── PROVIDED ENTRIES

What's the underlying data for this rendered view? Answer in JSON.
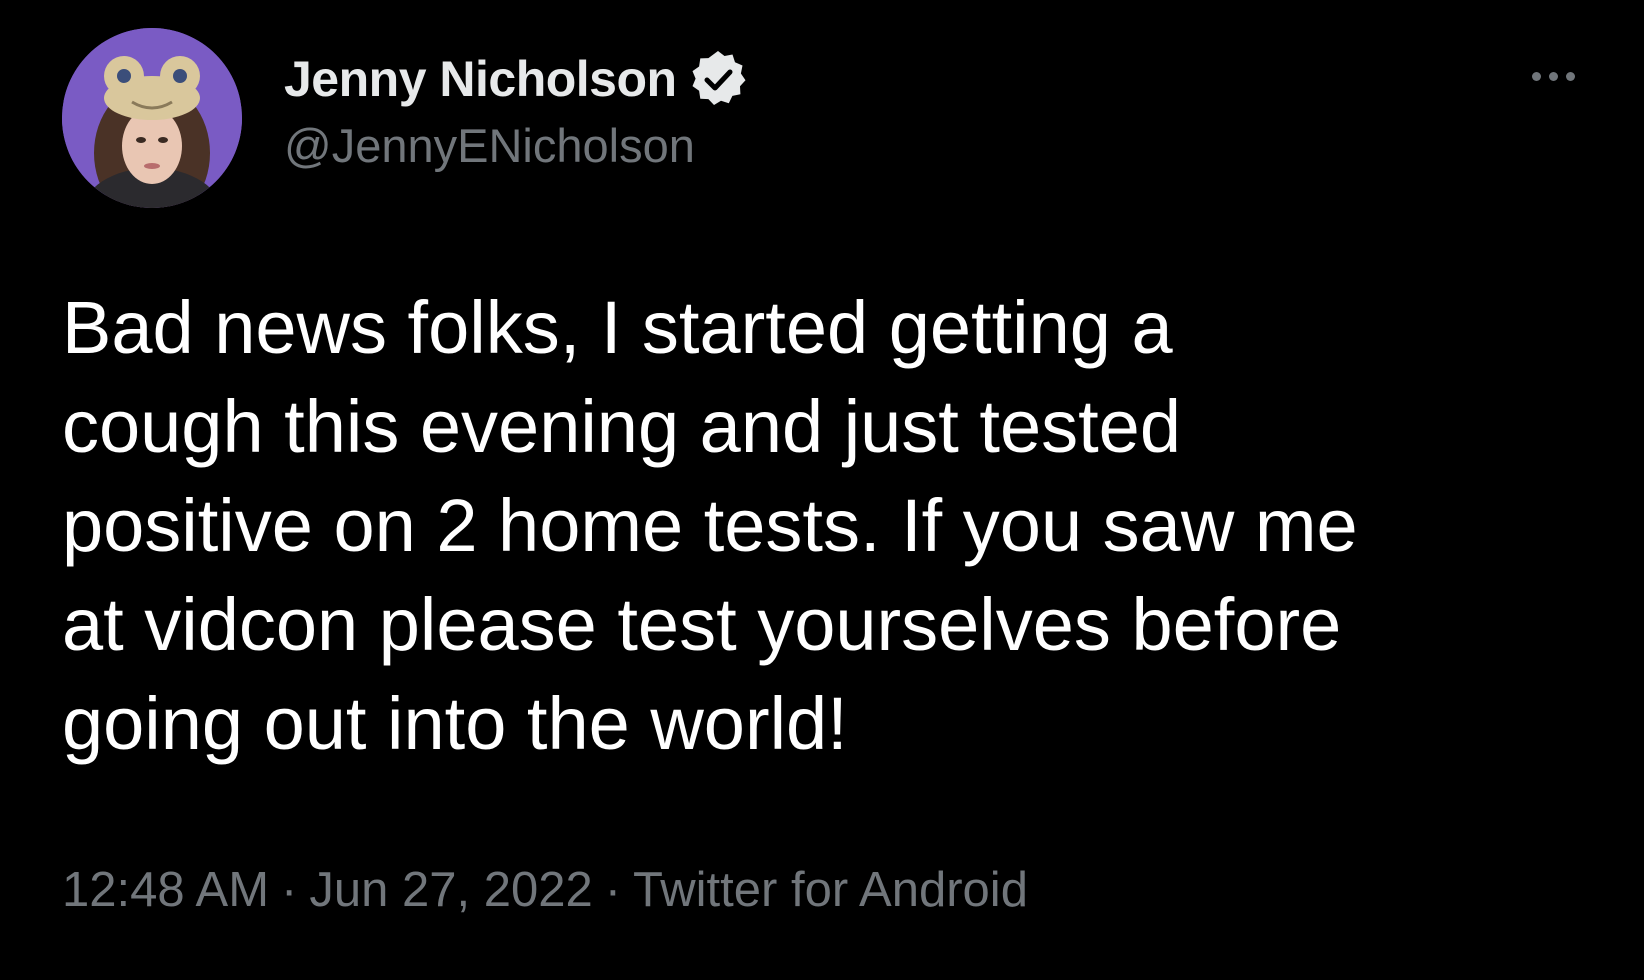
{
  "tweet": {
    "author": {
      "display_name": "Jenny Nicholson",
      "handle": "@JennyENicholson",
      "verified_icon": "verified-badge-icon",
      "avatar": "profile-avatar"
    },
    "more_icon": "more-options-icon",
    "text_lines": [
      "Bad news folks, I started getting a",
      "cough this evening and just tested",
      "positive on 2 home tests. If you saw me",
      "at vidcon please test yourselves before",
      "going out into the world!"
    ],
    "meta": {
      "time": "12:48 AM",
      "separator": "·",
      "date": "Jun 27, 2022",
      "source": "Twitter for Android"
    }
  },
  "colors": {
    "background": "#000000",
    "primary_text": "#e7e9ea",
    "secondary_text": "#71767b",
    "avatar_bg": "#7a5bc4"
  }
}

────

**JOB:**
Transcribe the material exactly, and leave out whatever pictures it holds.

**RIGHT ANSWER:**
What's the underlying data for this rendered view? Answer in JSON.
{
  "tweet": {
    "author": {
      "display_name": "Jenny Nicholson",
      "handle": "@JennyENicholson",
      "verified_icon": "verified-badge-icon",
      "avatar": "profile-avatar"
    },
    "more_icon": "more-options-icon",
    "text_lines": [
      "Bad news folks, I started getting a",
      "cough this evening and just tested",
      "positive on 2 home tests. If you saw me",
      "at vidcon please test yourselves before",
      "going out into the world!"
    ],
    "meta": {
      "time": "12:48 AM",
      "separator": "·",
      "date": "Jun 27, 2022",
      "source": "Twitter for Android"
    }
  },
  "colors": {
    "background": "#000000",
    "primary_text": "#e7e9ea",
    "secondary_text": "#71767b",
    "avatar_bg": "#7a5bc4"
  }
}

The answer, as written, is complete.